(Dataset items)
'''
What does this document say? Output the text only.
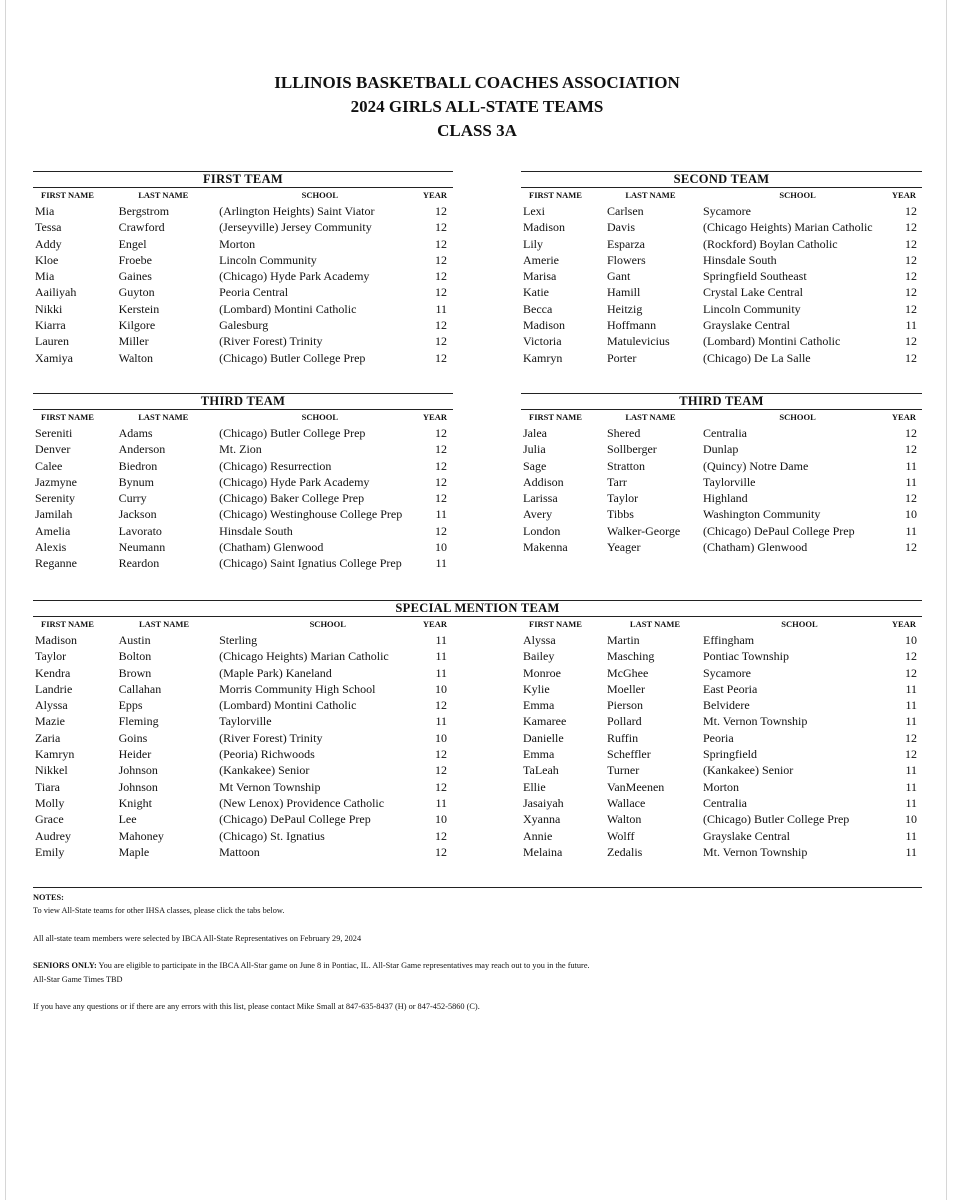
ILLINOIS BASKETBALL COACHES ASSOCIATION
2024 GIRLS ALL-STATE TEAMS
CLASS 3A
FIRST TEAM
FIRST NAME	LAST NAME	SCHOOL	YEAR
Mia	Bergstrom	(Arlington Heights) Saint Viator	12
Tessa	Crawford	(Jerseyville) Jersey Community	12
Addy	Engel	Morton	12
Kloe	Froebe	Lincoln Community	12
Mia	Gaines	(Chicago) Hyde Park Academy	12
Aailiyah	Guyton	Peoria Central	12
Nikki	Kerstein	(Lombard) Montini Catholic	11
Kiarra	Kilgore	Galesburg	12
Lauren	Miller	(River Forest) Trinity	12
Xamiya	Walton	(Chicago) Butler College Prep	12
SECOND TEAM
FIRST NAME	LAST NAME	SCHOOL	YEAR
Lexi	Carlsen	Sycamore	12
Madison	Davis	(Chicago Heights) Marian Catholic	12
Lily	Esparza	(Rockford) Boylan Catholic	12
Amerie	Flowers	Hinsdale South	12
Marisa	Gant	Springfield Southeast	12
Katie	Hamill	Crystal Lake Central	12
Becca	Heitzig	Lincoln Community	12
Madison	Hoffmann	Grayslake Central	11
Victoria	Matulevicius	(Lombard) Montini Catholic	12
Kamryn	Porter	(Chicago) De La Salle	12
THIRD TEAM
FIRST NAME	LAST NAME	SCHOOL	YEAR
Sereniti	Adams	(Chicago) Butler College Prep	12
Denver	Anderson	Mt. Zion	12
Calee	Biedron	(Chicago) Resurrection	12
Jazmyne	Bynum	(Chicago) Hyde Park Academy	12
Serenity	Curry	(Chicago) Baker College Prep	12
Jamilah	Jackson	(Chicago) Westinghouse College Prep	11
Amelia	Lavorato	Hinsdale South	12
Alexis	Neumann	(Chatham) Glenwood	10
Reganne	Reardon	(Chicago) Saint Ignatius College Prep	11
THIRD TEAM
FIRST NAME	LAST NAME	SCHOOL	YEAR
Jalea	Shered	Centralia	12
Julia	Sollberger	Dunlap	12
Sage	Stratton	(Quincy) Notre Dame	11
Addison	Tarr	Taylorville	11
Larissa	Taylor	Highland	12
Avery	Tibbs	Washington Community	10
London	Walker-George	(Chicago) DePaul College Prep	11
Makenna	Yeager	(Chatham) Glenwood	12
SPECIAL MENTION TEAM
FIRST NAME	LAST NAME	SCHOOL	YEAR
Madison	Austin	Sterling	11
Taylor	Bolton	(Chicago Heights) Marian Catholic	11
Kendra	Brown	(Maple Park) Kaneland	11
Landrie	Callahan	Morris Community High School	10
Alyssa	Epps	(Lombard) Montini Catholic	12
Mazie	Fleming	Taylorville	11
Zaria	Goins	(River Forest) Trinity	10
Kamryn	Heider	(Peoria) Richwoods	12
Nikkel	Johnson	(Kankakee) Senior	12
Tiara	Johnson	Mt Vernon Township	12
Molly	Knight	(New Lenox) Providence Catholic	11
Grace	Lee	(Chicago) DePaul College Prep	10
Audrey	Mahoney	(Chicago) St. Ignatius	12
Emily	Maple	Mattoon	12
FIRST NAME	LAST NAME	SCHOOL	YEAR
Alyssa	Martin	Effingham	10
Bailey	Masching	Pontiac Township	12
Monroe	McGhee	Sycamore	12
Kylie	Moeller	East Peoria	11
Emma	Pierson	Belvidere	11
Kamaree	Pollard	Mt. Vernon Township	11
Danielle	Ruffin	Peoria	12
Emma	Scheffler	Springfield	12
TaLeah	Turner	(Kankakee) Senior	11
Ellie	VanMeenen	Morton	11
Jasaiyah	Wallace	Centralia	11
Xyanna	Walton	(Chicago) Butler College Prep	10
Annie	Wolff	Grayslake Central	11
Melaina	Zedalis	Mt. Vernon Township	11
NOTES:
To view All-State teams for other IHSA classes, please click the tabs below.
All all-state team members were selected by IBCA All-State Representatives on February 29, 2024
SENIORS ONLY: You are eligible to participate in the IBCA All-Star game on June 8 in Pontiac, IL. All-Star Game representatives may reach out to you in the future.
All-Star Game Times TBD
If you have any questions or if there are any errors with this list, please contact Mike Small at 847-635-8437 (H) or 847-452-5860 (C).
'''
'''
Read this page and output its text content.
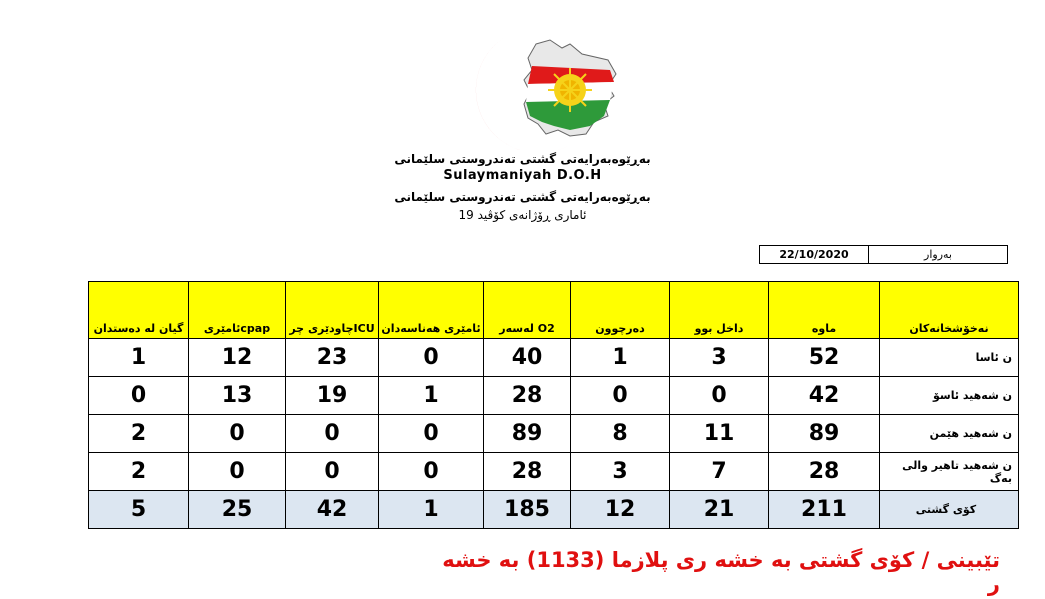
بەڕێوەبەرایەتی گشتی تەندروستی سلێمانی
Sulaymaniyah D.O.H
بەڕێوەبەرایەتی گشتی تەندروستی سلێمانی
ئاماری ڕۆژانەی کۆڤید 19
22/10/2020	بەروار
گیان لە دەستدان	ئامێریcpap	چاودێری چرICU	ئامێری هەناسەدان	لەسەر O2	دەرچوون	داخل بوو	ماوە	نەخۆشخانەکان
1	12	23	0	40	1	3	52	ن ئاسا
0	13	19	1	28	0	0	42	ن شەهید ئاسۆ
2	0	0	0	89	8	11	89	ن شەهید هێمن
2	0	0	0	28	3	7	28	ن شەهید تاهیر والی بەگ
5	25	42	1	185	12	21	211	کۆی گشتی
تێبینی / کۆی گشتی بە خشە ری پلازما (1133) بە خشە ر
'''
Directions :: Find every line in the records that contains the word "IBCA"; copy those lines.

Answer below ::
All all-state team members were selected by IBCA All-State Representatives on February 29, 2024
SENIORS ONLY: You are eligible to participate in the IBCA All-Star game on June 8 in Pontiac, IL. All-Star Game representatives may reach out to you in the future.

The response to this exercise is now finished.